Okuma Metni:
◆ ◆ ◆ ◆
ABD'li yetkililer Cevlani'nin başına konan 10 milyon dolarlık ödülün kaldırılmasını görüşüyor

ABD'li yetkililer Cevlani'nin başına konan 10 milyon dolarlık ödülün kaldırılmasını görüşüyor

Esed'in devrilmesiyle birlikte NATO müttefiki Türkiye, yıpranmış ve hırpalanmış İran ve Rusya karşısında Suriye'deki başlıca dış güç olma konumunu pekiştirdi.

Sean Mathews | Middle East Eye | Tercüme: Mepa News

Middle East Eye'a (MEE) bilgi veren üst düzey bir Arap yetkiliye göre ABD'li yetkililer, Pazar günü Şam'a girerek Beşar Esed rejimini deviren Tahriru'ş Şam Heyeti (HTŞ) lideri Ebu Muhammed el Cevlani'nin başına konan 10 milyon dolarlık ödülün kaldırılmasının yararlarını görüştü.

Cevlani olarak tanınan Ahmed el Şara 2013 yılından bu yana ABD tarafından "terörist" olarak tanımlanırken, HTŞ de 2018 yılında Trump yönetimi tarafından Cevlani'nin başına 10 milyon dolar ödül konulduktan sonra "terör örgütü" listesine alındı.

HTŞ yıllarca listeden çıkarılmak için birtakım faaliyetleri yürüttü ancak bu çabaları büyük ölçüde karşılıksız kaldı ve grup Suriye'nin kuzeybatısında sadece bir bölgeyi yönetmekle yetindi.
◆ ◆ ◆ ◆
(Öğe konum girdileri)
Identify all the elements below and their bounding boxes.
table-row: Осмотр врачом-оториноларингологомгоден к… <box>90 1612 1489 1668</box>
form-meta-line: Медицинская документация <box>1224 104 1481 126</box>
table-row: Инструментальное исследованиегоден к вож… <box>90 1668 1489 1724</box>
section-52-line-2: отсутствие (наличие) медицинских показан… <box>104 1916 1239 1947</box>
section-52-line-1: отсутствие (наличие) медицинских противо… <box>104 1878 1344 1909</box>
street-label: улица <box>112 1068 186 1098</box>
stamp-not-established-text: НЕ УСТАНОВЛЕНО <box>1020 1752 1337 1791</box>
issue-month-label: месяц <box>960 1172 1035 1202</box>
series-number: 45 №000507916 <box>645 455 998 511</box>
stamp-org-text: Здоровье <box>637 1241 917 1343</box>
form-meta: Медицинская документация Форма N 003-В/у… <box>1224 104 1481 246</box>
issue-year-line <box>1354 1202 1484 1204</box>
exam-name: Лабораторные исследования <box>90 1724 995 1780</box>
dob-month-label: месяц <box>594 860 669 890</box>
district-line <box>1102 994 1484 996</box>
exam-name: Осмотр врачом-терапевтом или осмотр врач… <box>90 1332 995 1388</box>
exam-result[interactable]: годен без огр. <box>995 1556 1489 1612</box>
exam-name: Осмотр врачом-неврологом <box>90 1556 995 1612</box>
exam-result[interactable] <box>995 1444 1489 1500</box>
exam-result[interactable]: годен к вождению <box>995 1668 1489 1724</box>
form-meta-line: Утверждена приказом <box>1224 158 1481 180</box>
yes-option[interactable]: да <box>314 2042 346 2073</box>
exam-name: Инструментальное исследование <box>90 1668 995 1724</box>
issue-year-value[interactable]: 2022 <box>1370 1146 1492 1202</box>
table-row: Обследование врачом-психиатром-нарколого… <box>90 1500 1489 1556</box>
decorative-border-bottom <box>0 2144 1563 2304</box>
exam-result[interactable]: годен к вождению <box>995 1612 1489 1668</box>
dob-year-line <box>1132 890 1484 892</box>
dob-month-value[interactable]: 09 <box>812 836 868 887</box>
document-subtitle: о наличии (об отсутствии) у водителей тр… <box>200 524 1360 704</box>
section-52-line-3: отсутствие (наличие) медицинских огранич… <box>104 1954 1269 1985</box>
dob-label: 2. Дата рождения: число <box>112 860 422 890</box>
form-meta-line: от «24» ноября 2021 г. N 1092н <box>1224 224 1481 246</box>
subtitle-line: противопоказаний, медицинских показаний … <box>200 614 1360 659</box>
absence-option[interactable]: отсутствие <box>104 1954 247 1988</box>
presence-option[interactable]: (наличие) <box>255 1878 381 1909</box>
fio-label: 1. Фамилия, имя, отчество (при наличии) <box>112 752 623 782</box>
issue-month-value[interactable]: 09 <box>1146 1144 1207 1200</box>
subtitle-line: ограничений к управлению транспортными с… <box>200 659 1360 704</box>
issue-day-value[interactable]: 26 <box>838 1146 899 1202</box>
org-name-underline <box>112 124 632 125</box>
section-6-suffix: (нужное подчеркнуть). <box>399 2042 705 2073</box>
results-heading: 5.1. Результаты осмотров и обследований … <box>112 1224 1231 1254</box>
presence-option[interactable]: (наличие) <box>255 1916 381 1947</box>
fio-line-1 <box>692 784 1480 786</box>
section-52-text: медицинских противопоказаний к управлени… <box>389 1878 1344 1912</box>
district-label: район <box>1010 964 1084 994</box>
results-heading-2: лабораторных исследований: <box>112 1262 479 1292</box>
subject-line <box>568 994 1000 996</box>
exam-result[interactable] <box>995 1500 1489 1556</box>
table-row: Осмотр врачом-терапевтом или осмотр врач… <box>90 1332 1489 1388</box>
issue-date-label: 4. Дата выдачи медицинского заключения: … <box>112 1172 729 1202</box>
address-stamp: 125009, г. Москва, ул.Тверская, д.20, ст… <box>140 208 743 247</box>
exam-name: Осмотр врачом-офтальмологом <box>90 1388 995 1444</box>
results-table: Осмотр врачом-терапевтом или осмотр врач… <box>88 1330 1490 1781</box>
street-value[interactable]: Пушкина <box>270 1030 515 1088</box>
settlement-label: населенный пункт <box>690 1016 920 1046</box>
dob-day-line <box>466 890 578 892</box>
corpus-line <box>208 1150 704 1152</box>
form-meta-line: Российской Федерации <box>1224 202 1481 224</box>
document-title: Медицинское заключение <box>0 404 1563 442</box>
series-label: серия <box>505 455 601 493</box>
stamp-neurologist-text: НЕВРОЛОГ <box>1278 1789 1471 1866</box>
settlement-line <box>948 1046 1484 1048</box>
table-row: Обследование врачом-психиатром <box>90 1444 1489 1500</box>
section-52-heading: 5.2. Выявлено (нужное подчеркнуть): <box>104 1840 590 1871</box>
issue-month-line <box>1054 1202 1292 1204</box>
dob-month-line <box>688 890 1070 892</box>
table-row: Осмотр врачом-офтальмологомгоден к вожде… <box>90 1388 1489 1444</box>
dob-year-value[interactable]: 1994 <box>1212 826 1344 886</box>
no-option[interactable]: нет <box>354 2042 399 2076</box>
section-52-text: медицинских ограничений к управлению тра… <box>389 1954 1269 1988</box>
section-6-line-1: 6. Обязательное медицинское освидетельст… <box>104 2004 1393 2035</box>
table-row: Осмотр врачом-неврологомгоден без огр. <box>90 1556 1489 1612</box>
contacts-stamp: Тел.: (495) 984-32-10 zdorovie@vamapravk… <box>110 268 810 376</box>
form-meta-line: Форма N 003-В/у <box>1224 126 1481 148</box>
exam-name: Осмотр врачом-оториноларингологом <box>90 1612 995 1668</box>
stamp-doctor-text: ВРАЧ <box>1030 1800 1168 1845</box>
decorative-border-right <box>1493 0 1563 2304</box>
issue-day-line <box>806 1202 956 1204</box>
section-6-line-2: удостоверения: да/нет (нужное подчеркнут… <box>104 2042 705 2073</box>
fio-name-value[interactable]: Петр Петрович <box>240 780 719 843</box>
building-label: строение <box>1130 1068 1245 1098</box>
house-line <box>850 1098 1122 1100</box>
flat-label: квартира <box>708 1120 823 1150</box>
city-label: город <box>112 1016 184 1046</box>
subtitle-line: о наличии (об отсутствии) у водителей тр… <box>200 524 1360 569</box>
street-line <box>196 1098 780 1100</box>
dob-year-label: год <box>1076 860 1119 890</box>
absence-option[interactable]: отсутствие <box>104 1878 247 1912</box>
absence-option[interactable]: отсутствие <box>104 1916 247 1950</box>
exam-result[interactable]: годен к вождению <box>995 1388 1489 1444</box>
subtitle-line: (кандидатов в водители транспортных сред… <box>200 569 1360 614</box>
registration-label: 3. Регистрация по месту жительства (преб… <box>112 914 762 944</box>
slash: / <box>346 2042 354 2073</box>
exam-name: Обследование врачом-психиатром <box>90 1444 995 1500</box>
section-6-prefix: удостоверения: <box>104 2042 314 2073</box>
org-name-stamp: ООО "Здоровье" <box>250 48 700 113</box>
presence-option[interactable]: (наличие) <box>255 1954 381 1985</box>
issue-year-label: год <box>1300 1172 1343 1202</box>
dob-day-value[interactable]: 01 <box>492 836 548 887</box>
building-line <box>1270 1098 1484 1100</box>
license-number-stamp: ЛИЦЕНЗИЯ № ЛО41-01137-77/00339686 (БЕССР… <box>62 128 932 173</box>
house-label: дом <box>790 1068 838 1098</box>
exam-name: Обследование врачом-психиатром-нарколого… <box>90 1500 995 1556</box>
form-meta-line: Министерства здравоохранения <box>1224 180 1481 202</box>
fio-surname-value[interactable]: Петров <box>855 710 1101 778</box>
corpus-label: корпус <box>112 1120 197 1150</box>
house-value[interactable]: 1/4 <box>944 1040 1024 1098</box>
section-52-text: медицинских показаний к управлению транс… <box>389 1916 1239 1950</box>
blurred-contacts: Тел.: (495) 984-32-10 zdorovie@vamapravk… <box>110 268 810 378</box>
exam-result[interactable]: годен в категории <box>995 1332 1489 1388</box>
◆ ◆ ◆ ◆
Görevler:
**a)** Cevlani haberinde "Esed'in devrilmesiyle birlikte" ile başlayıp "kaldırılmasının yararlarını görüştü." ile biten bölümü olduğu gibi alıntılayın.
**b)** Cevlani haberine göre Cevlani olarak tanınan kişinin asıl adı nedir?
**c)** Cevlani haberine göre Türkiye, Suriye'deki başlıca dış güç olma konumunu hangi gelişmeyle ve hangi ülkeler karşısında pekiştirdi? Bir iki cümleyle açıklayın.

Görevlere Göre Yanıtlar:
**a)**
Esed'in devrilmesiyle birlikte NATO müttefiki Türkiye, yıpranmış ve hırpalanmış İran ve Rusya karşısında Suriye'deki başlıca dış güç olma konumunu pekiştirdi.

Sean Mathews | Middle East Eye | Tercüme: Mepa News

Middle East Eye'a (MEE) bilgi veren üst düzey bir Arap yetkiliye göre ABD'li yetkililer, Pazar günü Şam'a girerek Beşar Esed rejimini deviren Tahriru'ş Şam Heyeti (HTŞ) lideri Ebu Muhammed el Cevlani'nin başına konan 10 milyon dolarlık ödülün kaldırılmasının yararlarını görüştü.

**b)** Ahmed el Şara.

**c)** Türkiye bu konumunu Esed'in devrilmesiyle birlikte pekiştirdi. Bunu, haberde yıpranmış ve hırpalanmış olarak nitelenen İran ve Rusya karşısında başardı.